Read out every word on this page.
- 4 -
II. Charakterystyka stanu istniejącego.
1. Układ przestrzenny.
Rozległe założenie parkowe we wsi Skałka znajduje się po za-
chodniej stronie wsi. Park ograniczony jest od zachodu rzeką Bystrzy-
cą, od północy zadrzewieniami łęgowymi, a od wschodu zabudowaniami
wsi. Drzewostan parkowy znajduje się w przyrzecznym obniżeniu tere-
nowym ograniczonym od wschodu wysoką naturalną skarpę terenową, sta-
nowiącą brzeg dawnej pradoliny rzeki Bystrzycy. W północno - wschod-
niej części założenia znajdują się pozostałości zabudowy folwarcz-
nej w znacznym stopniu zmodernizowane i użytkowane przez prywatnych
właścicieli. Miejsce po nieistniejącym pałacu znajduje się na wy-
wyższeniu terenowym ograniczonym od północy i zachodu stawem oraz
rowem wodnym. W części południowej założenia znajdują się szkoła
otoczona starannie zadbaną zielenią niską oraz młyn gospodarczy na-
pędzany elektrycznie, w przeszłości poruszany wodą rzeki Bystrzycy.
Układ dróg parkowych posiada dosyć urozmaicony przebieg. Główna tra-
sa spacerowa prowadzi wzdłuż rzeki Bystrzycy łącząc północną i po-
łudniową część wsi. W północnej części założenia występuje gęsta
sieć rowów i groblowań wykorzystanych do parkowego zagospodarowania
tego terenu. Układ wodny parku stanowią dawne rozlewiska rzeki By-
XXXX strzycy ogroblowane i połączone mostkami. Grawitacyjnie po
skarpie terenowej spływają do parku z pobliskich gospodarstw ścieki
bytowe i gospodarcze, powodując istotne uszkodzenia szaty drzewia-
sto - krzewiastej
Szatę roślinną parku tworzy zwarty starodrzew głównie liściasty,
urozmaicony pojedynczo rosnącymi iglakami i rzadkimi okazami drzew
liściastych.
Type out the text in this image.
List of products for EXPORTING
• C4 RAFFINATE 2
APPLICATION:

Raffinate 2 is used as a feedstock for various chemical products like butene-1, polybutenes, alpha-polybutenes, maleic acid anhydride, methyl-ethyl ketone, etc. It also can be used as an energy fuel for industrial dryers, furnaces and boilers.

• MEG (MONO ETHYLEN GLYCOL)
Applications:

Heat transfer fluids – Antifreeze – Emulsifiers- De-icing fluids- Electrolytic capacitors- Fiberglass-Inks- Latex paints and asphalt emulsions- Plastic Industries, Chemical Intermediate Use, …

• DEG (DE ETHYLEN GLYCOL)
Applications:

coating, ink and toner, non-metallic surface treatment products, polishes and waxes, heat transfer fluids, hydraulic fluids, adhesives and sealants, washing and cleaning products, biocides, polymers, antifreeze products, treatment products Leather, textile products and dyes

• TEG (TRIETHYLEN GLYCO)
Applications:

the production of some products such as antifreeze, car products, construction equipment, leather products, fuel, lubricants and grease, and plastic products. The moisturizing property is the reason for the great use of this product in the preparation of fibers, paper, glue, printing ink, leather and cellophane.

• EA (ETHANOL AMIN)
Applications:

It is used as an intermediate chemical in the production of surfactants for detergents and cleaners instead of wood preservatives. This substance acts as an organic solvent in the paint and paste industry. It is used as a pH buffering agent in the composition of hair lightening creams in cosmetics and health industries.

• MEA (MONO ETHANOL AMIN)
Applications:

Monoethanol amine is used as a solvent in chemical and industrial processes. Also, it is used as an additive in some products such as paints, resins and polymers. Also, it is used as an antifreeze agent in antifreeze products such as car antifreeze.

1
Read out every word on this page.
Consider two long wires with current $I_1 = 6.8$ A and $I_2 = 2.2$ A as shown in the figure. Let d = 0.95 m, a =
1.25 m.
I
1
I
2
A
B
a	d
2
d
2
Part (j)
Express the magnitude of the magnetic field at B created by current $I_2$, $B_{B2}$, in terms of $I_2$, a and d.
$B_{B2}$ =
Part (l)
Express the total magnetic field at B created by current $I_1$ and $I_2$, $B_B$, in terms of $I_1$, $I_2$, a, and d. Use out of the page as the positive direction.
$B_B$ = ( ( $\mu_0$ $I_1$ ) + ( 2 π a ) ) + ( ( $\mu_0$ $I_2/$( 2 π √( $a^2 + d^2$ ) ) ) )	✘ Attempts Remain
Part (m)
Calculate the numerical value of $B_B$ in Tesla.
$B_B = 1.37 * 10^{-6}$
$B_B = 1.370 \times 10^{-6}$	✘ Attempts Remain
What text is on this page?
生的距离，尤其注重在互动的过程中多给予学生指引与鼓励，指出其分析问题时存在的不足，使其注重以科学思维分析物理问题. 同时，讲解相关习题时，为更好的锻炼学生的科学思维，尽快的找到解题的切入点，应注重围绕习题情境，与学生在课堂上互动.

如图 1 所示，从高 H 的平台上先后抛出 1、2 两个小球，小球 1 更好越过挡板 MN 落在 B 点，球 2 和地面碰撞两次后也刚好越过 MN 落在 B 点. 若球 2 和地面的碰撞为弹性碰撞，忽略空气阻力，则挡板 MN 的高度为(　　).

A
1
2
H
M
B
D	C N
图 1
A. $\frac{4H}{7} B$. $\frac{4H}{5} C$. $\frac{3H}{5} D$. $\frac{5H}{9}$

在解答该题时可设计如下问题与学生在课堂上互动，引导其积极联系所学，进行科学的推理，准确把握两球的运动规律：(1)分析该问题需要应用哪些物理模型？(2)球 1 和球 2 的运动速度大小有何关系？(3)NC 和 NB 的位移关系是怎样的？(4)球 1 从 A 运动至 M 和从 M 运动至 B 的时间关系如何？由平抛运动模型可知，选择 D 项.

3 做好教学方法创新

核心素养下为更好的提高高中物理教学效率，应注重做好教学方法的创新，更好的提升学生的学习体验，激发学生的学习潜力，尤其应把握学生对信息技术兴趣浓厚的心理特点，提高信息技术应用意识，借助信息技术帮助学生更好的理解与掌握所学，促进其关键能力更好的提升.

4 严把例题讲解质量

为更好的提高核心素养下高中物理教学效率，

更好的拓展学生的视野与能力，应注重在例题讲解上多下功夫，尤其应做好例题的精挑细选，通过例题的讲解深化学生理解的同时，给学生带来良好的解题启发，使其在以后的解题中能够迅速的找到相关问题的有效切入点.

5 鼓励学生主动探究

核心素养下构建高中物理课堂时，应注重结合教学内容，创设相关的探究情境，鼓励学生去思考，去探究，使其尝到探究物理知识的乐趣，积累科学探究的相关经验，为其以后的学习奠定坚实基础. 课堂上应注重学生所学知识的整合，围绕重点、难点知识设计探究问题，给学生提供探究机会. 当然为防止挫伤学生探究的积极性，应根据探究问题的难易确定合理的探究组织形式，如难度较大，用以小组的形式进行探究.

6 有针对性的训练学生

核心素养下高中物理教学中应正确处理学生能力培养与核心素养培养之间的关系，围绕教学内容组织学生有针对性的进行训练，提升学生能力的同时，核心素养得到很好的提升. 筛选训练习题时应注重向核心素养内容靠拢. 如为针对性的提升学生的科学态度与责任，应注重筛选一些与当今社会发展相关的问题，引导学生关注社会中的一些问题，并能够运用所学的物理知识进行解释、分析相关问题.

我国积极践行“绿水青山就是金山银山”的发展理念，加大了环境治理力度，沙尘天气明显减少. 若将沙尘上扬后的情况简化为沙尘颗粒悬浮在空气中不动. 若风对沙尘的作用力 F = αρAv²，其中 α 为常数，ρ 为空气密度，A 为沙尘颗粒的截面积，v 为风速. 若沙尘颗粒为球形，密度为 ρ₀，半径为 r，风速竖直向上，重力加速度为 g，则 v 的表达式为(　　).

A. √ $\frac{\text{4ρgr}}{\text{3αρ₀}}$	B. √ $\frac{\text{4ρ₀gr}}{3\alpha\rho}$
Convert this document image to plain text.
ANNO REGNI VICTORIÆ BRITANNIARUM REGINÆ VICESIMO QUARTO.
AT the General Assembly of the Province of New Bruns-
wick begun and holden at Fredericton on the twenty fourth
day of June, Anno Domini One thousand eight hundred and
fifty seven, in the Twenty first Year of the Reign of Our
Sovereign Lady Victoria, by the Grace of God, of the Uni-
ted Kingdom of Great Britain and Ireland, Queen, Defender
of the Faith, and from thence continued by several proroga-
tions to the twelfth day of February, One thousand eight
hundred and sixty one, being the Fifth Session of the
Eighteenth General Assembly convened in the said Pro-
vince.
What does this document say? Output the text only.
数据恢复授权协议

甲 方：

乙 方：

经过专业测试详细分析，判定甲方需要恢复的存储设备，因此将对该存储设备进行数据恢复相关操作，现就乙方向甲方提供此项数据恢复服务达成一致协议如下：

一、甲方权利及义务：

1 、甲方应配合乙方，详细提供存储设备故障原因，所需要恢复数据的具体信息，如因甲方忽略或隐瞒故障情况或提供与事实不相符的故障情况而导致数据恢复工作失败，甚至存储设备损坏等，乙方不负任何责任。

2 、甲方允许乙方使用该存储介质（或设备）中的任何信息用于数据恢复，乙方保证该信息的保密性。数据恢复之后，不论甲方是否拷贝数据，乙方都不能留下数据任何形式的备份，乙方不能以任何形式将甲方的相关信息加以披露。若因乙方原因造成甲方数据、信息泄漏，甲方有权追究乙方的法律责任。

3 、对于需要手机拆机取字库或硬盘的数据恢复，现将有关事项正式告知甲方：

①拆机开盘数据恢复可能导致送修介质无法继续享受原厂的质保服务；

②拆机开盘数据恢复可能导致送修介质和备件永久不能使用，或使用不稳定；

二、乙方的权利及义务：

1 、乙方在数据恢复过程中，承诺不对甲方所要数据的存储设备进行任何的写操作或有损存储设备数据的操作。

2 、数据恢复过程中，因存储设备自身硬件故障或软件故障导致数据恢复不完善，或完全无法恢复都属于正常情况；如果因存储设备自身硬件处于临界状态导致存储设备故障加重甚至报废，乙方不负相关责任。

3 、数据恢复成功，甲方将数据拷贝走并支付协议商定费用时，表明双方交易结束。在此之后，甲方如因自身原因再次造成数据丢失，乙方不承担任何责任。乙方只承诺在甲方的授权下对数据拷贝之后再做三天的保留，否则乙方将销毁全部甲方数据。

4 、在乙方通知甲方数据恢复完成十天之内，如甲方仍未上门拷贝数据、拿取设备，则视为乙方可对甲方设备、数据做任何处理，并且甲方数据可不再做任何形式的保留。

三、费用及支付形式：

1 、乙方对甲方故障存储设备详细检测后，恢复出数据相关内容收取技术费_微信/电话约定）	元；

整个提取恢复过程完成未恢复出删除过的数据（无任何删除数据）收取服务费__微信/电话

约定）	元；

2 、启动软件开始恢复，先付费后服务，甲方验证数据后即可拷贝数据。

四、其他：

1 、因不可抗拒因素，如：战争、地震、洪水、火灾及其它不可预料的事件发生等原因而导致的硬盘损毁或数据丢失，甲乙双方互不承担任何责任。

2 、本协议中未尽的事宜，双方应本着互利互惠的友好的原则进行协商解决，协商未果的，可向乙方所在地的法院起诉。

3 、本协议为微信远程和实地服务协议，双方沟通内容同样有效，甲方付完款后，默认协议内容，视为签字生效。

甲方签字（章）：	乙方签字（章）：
========
**What is being asked**
Scan the material above for the word "some". Copy each line where it occurs.

**Correct response**
the production of some products such as antifreeze, car products, construction equipment, leather products, fuel, lubricants and grease, and plastic products. The moisturizing property is the reason for the great use of this product in the preparation of fibers, paper, glue, printing ink, leather and cellophane.
Monoethanol amine is used as a solvent in chemical and industrial processes. Also, it is used as an additive in some products such as paints, resins and polymers. Also, it is used as an antifreeze agent in antifreeze products such as car antifreeze.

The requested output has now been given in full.